## What is expected
Copy nothing but the text: reproduce each line of the listing exactly and leave the pictures out.

(begin)

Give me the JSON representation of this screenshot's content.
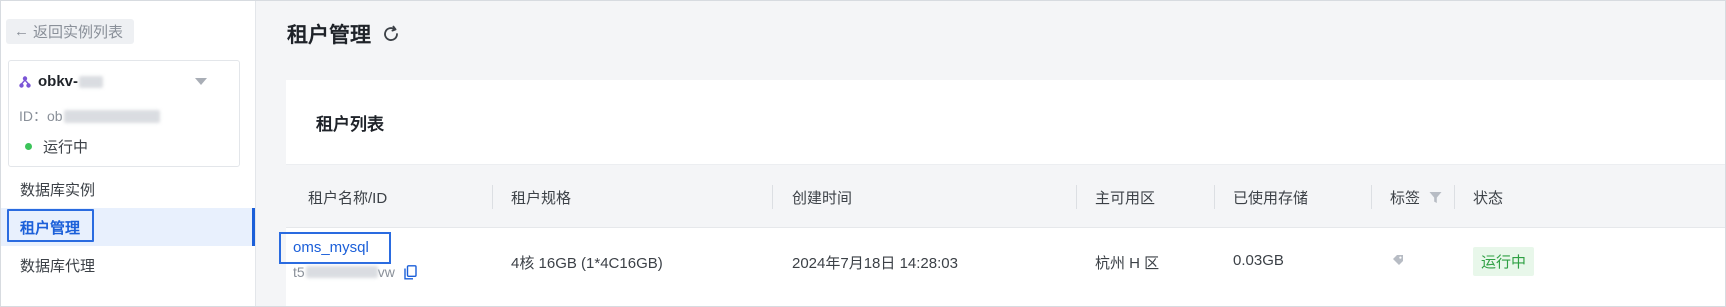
{
  "sidebar": {
    "back_label": "返回实例列表",
    "instance": {
      "name_prefix": "obkv-",
      "id_label": "ID：",
      "id_prefix": "ob",
      "status": "运行中",
      "status_color": "#3cc45a"
    },
    "nav_items": [
      {
        "label": "数据库实例",
        "active": false
      },
      {
        "label": "租户管理",
        "active": true
      },
      {
        "label": "数据库代理",
        "active": false
      }
    ]
  },
  "page": {
    "title": "租户管理",
    "refresh_icon": "refresh-icon"
  },
  "panel": {
    "title": "租户列表",
    "columns": [
      "租户名称/ID",
      "租户规格",
      "创建时间",
      "主可用区",
      "已使用存储",
      "标签",
      "状态"
    ],
    "rows": [
      {
        "tenant_name": "oms_mysql",
        "tenant_id_prefix": "t5",
        "tenant_id_suffix": "vw",
        "spec": "4核 16GB (1*4C16GB)",
        "created": "2024年7月18日 14:28:03",
        "zone": "杭州 H 区",
        "storage": "0.03GB",
        "tag_icon": "tag-icon",
        "status": "运行中"
      }
    ]
  },
  "colors": {
    "accent": "#1b5fd9",
    "status_green": "#2ea043",
    "status_bg": "#e8f7ea"
  }
}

(end)

## Exercise solution
Give me the JSON representation of this screenshot's content.
{
  "sidebar": {
    "back_label": "返回实例列表",
    "instance": {
      "name_prefix": "obkv-",
      "id_label": "ID：",
      "id_prefix": "ob",
      "status": "运行中",
      "status_color": "#3cc45a"
    },
    "nav_items": [
      {
        "label": "数据库实例",
        "active": false
      },
      {
        "label": "租户管理",
        "active": true
      },
      {
        "label": "数据库代理",
        "active": false
      }
    ]
  },
  "page": {
    "title": "租户管理",
    "refresh_icon": "refresh-icon"
  },
  "panel": {
    "title": "租户列表",
    "columns": [
      "租户名称/ID",
      "租户规格",
      "创建时间",
      "主可用区",
      "已使用存储",
      "标签",
      "状态"
    ],
    "rows": [
      {
        "tenant_name": "oms_mysql",
        "tenant_id_prefix": "t5",
        "tenant_id_suffix": "vw",
        "spec": "4核 16GB (1*4C16GB)",
        "created": "2024年7月18日 14:28:03",
        "zone": "杭州 H 区",
        "storage": "0.03GB",
        "tag_icon": "tag-icon",
        "status": "运行中"
      }
    ]
  },
  "colors": {
    "accent": "#1b5fd9",
    "status_green": "#2ea043",
    "status_bg": "#e8f7ea"
  }
}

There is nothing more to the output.